[EXERCISE DIRECTIONS]: Filter the data below for the string "Vietnam" and copy each matching line.

[EXERCISE MATERIAL]:
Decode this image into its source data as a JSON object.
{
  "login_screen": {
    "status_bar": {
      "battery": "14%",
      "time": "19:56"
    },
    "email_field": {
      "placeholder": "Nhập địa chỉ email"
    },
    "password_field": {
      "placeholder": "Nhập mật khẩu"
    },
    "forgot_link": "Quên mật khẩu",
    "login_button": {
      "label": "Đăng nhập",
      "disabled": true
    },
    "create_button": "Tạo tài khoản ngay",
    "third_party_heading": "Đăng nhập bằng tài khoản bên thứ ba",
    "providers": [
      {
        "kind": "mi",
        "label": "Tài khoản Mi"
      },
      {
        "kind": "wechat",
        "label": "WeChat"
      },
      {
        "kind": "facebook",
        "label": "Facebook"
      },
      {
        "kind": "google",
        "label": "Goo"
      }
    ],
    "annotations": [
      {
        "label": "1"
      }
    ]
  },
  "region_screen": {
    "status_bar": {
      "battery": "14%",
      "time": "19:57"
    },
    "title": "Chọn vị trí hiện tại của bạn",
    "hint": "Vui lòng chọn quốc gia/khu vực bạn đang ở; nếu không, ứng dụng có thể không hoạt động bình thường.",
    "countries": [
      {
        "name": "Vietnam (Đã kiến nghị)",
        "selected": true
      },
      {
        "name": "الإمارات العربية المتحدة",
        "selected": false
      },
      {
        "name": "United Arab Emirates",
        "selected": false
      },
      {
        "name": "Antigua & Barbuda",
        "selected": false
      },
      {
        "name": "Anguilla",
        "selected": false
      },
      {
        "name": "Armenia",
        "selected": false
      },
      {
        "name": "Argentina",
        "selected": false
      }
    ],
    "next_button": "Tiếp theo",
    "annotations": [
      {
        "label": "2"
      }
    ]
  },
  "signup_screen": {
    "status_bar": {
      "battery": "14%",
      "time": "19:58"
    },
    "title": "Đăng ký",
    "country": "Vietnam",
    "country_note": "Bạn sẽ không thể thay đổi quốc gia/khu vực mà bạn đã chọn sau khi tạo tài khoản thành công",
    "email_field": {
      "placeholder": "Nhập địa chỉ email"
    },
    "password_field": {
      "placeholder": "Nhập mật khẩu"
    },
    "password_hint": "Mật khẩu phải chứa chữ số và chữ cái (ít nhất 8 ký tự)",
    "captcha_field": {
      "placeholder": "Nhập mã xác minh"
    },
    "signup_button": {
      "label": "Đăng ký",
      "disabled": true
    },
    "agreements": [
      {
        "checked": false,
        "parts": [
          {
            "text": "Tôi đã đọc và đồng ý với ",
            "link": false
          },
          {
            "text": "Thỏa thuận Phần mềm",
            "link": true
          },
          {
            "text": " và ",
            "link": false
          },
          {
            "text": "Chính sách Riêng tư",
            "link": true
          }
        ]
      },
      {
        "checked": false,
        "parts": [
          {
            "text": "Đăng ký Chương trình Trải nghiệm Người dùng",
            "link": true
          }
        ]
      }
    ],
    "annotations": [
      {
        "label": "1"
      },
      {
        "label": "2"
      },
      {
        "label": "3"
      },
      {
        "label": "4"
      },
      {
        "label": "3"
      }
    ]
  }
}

[ANSWER TO THIS PROBLEM]:
        "name": "Vietnam (Đã kiến nghị)",
    "country": "Vietnam",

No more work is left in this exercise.